(Saved entries)
▬▬▬▬▬▬▬▬▬▬
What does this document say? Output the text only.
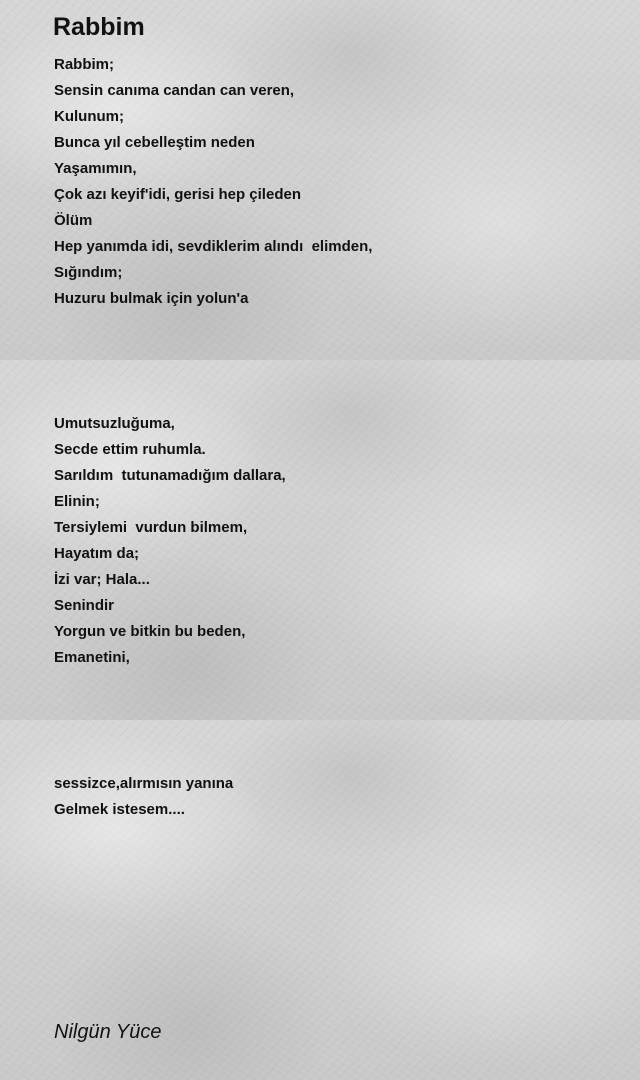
Rabbim
Rabbim;
Sensin canıma candan can veren,
Kulunum;
Bunca yıl cebelleştim neden
Yaşamımın,
Çok azı keyif'idi, gerisi hep çileden
Ölüm
Hep yanımda idi, sevdiklerim alındı  elimden,
Sığındım;
Huzuru bulmak için yolun'a
Umutsuzluğuma,
Secde ettim ruhumla.
Sarıldım  tutunamadığım dallara,
Elinin;
Tersiylemi  vurdun bilmem,
Hayatım da;
İzi var; Hala...
Senindir
Yorgun ve bitkin bu beden,
Emanetini,
sessizce,alırmısın yanına
Gelmek istesem....
Nilgün Yüce
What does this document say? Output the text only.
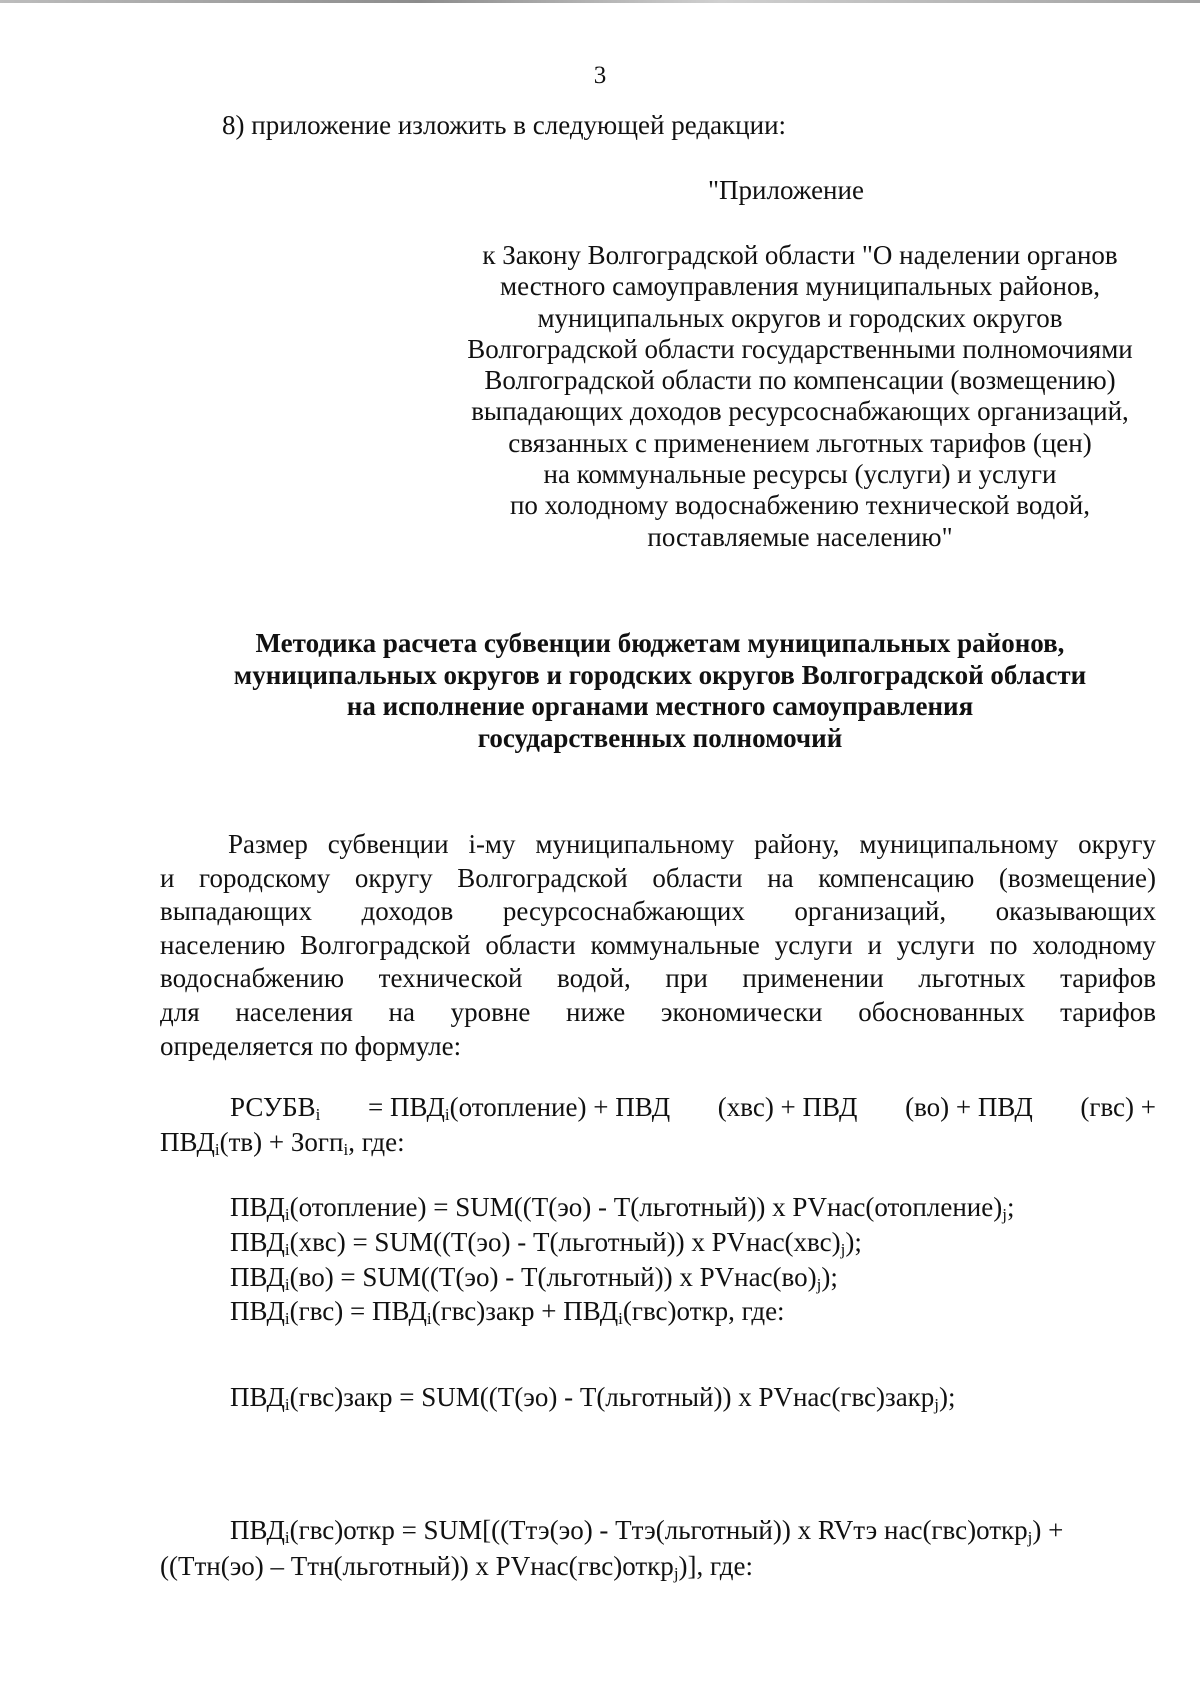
3
8) приложение изложить в следующей редакции:
"Приложение
к Закону Волгоградской области "О наделении органов
местного самоуправления муниципальных районов,
муниципальных округов и городских округов
Волгоградской области государственными полномочиями
Волгоградской области по компенсации (возмещению)
выпадающих доходов ресурсоснабжающих организаций,
связанных с применением льготных тарифов (цен)
на коммунальные ресурсы (услуги) и услуги
по холодному водоснабжению технической водой,
поставляемые населению"
Методика расчета субвенции бюджетам муниципальных районов,
муниципальных округов и городских округов Волгоградской области
на исполнение органами местного самоуправления
государственных полномочий
Размер субвенции i-му муниципальному району, муниципальному округу
и городскому округу Волгоградской области на компенсацию (возмещение)
выпадающих доходов ресурсоснабжающих организаций, оказывающих
населению Волгоградской области коммунальные услуги и услуги по холодному
водоснабжению технической водой, при применении льготных тарифов
для населения на уровне ниже экономически обоснованных тарифов
определяется по формуле:
$РСУБВ_i$ = $ПВД_i(отопление)$ + ПВД (хвс) + ПВД (во) + ПВД (гвс) +
$ПВД_i(тв)$ + Зогп$_i$, где:
$ПВД_i(отопление) = SUM((Т(эо)$ - Т(льготный)) х $PVнас(отопление)_j$;
$ПВД_i(хвс) = SUM((Т(эо)$ - Т(льготный)) х $PVнас(хвс)_j$);
$ПВД_i(во) = SUM((Т(эо)$ - Т(льготный)) х $PVнас(во)_j$);
$ПВД_i(гвс)$ = $ПВД_i(гвс)закр$ + $ПВД_i(гвс)откр$, где:
$ПВД_i(гвс)закр = SUM((Т(эо)$ - Т(льготный)) х PVнас(гвс)закр$_j$);
$ПВД_i(гвс)откр = SUM[((Ттэ(эо)$ - Ттэ(льготный)) х RVтэ нас(гвс)откр$_j$) +
((Ттн(эо) – Ттн(льготный)) х PVнас(гвс)откр$_j$)], где:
▬▬▬▬▬▬▬▬▬▬
Your task is to gather every line with the word "доходов" and copy it.

_EXPECTED ANSWER:_
выпадающих доходов ресурсоснабжающих организаций,
выпадающих доходов ресурсоснабжающих организаций, оказывающих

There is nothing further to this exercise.